> Task to complete
Locate and copy each line in the data that contains the word "from".

• • •

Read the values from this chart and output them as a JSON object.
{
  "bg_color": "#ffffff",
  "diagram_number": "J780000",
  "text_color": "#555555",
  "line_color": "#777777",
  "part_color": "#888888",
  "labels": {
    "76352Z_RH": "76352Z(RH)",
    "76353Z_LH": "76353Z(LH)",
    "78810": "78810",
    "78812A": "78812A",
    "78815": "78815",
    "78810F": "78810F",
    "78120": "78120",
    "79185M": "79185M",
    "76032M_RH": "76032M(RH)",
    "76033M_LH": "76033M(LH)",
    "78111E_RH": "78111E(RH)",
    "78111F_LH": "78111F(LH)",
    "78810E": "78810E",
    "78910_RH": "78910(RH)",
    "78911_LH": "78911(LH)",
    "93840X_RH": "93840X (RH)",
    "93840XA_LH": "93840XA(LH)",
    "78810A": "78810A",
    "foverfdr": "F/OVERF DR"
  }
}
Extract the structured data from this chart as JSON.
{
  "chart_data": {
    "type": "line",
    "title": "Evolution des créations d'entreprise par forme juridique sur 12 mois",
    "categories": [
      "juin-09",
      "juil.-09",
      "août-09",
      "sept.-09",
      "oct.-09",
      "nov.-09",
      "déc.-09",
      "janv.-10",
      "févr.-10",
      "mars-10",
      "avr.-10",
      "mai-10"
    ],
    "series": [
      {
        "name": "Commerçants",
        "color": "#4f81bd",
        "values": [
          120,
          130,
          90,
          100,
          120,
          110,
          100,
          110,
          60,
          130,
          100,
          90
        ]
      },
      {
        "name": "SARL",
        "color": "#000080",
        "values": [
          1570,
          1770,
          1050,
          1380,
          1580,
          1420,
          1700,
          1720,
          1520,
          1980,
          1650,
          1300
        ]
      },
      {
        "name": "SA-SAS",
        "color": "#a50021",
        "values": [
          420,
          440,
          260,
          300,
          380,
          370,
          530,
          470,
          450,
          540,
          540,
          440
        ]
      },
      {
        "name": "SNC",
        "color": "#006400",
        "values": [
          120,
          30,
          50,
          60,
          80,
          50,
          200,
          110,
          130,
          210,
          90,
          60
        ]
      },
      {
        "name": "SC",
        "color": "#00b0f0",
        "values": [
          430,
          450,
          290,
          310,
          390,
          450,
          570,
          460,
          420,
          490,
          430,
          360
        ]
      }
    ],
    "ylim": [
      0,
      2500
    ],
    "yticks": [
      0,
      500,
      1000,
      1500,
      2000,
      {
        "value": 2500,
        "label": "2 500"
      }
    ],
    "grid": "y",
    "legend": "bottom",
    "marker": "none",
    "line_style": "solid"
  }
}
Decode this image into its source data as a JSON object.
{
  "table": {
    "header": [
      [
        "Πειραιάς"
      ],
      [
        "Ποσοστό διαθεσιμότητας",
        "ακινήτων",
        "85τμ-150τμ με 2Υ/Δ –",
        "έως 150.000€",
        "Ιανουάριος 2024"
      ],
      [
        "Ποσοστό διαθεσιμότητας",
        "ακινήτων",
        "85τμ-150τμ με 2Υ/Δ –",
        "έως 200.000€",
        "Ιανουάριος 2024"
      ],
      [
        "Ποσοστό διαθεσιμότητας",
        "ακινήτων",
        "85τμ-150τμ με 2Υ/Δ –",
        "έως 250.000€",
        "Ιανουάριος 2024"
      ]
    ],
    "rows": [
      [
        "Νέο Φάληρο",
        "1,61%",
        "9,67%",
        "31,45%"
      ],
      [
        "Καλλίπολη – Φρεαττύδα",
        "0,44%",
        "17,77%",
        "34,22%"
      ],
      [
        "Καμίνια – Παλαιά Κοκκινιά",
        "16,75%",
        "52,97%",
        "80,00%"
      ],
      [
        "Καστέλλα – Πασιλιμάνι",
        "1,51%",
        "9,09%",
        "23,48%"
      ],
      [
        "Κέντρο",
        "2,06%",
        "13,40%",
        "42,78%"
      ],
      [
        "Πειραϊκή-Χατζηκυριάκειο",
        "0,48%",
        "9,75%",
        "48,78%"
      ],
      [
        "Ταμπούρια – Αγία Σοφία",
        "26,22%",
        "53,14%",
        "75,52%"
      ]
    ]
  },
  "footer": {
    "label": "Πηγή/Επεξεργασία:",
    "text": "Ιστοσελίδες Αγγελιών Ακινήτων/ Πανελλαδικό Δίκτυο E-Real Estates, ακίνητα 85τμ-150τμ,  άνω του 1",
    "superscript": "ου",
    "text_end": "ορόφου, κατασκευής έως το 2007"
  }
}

• • •

> Exercise result
Read the values from this chart and output them as a JSON object.
Extract the structured data from this chart as JSON.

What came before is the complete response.